(Recorded data)
####################

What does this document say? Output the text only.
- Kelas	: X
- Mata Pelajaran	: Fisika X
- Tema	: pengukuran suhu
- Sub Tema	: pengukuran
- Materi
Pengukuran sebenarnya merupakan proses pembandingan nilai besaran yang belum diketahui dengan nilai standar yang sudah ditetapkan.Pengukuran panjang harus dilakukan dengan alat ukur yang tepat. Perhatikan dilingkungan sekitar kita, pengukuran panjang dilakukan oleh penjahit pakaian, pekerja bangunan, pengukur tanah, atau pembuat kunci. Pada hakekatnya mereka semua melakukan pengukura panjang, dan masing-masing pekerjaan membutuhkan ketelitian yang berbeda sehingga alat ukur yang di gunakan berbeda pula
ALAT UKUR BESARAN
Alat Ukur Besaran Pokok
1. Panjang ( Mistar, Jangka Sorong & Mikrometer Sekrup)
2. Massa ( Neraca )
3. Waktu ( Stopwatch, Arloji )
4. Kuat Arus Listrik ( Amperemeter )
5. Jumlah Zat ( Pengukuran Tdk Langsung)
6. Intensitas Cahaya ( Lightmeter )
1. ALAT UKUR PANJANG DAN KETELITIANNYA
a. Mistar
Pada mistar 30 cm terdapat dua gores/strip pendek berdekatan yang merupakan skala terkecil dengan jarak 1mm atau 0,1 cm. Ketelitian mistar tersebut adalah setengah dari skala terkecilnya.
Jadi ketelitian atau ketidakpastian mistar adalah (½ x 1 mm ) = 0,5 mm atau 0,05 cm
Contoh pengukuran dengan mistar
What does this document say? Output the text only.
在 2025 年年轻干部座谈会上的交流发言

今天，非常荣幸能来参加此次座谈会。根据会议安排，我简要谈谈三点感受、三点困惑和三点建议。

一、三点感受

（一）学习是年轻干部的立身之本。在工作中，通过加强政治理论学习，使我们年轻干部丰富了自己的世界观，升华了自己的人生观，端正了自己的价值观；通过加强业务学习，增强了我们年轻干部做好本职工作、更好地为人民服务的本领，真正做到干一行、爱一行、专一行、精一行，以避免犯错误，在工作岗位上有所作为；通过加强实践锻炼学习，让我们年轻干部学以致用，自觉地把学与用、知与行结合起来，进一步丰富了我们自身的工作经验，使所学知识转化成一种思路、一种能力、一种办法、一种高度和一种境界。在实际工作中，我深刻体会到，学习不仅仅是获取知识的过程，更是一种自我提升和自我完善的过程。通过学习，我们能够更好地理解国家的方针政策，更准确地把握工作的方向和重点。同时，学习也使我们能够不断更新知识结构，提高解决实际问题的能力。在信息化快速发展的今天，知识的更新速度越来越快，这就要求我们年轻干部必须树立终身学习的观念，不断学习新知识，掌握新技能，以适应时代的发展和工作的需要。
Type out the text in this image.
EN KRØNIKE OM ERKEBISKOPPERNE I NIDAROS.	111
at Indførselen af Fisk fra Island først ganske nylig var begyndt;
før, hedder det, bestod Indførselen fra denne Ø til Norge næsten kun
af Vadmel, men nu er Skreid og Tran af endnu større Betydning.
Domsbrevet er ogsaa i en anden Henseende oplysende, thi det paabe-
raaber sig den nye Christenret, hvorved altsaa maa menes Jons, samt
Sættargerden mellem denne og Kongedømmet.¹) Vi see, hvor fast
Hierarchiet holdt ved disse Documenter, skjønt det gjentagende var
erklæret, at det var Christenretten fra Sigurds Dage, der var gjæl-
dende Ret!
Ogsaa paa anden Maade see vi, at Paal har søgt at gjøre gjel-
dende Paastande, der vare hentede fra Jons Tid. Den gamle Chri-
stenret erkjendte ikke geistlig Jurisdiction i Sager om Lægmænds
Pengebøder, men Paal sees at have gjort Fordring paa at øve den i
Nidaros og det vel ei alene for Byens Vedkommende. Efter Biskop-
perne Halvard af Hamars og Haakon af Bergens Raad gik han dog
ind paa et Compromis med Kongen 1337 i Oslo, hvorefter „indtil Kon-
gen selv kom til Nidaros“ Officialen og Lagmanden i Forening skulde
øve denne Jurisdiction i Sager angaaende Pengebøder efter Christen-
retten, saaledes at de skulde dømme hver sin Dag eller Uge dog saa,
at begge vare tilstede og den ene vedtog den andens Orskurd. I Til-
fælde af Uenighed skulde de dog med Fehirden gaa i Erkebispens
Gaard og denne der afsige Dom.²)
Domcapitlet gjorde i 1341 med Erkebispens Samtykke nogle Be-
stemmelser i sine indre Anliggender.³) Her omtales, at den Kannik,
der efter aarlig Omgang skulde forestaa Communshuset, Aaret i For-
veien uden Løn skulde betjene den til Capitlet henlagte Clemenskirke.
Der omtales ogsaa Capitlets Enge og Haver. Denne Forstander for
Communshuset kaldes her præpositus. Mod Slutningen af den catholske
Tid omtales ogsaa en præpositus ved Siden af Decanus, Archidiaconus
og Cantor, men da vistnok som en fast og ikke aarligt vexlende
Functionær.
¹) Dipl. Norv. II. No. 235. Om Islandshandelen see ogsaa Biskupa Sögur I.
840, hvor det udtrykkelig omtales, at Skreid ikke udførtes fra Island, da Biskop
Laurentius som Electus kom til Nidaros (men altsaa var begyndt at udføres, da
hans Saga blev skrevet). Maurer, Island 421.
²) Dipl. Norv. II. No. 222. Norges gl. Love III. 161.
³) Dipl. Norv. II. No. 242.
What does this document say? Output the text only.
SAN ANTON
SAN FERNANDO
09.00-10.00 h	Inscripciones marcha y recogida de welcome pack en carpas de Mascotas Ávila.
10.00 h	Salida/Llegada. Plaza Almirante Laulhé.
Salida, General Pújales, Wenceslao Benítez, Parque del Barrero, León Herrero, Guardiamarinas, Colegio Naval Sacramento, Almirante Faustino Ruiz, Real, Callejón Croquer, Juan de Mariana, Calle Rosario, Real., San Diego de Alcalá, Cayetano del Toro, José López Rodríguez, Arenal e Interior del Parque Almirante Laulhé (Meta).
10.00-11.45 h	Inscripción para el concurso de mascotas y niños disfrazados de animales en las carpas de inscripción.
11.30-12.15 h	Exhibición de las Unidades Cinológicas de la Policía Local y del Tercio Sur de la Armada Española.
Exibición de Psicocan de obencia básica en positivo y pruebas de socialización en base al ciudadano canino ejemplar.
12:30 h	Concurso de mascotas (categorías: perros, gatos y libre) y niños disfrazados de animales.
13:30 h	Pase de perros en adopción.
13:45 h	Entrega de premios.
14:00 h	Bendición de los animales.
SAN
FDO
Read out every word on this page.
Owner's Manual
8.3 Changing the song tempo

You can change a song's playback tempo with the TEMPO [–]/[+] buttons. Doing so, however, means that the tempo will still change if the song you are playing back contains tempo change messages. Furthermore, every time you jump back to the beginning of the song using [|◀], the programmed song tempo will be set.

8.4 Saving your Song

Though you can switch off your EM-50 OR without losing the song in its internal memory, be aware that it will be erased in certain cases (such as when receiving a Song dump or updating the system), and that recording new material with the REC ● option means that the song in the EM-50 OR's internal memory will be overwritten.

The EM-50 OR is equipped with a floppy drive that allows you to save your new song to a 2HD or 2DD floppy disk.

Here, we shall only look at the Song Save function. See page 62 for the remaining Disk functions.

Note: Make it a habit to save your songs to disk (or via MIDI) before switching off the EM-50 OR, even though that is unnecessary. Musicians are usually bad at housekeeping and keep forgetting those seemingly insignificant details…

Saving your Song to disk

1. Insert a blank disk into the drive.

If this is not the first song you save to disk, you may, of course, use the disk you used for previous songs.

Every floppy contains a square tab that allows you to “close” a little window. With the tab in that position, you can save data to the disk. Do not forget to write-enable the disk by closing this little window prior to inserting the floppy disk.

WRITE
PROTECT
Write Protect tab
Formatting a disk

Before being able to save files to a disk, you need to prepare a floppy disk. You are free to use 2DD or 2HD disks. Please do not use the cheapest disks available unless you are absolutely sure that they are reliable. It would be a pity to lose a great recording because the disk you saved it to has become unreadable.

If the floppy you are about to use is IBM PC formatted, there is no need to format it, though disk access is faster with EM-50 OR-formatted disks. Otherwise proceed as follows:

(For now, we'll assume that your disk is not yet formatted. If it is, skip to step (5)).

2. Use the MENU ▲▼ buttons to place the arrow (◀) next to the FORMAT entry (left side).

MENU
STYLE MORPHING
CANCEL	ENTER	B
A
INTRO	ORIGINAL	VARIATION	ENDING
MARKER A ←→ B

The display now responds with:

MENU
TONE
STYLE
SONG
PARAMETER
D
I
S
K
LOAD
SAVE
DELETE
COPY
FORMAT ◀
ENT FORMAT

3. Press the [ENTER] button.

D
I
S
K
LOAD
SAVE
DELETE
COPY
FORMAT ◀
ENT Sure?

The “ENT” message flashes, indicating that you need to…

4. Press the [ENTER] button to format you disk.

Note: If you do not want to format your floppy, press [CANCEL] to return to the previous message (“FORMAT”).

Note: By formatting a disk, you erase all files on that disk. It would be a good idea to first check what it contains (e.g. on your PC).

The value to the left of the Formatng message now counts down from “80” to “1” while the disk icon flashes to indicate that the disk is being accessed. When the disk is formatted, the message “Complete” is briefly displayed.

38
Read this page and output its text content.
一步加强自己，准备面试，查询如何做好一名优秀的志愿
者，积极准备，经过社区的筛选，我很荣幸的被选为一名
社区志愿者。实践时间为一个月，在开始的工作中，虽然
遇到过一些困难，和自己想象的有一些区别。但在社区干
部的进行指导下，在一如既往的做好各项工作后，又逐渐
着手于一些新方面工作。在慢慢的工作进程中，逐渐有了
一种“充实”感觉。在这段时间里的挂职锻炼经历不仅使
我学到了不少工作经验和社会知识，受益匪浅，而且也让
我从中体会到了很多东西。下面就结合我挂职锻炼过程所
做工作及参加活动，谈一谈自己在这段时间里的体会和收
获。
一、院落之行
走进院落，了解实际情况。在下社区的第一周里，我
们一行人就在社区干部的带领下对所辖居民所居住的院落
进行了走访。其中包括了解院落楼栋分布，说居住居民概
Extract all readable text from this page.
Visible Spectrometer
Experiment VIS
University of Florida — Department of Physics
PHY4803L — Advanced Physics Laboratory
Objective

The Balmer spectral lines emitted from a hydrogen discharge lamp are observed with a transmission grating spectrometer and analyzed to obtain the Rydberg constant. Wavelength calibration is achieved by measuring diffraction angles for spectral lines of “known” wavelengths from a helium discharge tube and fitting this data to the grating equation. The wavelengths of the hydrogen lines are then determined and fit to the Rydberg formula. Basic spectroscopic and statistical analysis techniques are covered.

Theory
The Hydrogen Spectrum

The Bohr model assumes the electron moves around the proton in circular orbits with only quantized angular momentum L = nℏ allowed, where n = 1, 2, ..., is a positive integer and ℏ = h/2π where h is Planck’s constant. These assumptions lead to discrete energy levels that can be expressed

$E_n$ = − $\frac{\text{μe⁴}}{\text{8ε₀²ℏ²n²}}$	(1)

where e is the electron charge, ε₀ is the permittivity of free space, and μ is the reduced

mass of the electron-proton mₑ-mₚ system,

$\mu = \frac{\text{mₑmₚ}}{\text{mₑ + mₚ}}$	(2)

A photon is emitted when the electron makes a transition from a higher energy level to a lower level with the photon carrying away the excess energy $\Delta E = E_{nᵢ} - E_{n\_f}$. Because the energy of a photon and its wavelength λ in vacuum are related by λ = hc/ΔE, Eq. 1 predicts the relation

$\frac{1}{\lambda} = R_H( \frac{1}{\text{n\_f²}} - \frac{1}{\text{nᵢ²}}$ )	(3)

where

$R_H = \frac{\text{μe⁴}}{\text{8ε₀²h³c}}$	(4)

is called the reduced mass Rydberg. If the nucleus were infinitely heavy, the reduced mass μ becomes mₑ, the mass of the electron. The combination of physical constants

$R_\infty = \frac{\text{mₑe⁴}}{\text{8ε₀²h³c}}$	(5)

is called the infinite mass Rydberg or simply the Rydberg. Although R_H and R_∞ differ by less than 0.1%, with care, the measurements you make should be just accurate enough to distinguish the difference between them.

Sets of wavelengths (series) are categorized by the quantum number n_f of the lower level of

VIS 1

####################

> **Exercise brief**
Of all the lines in the listing above, how many include "vare"? Write only the number.

> **Task answer**
2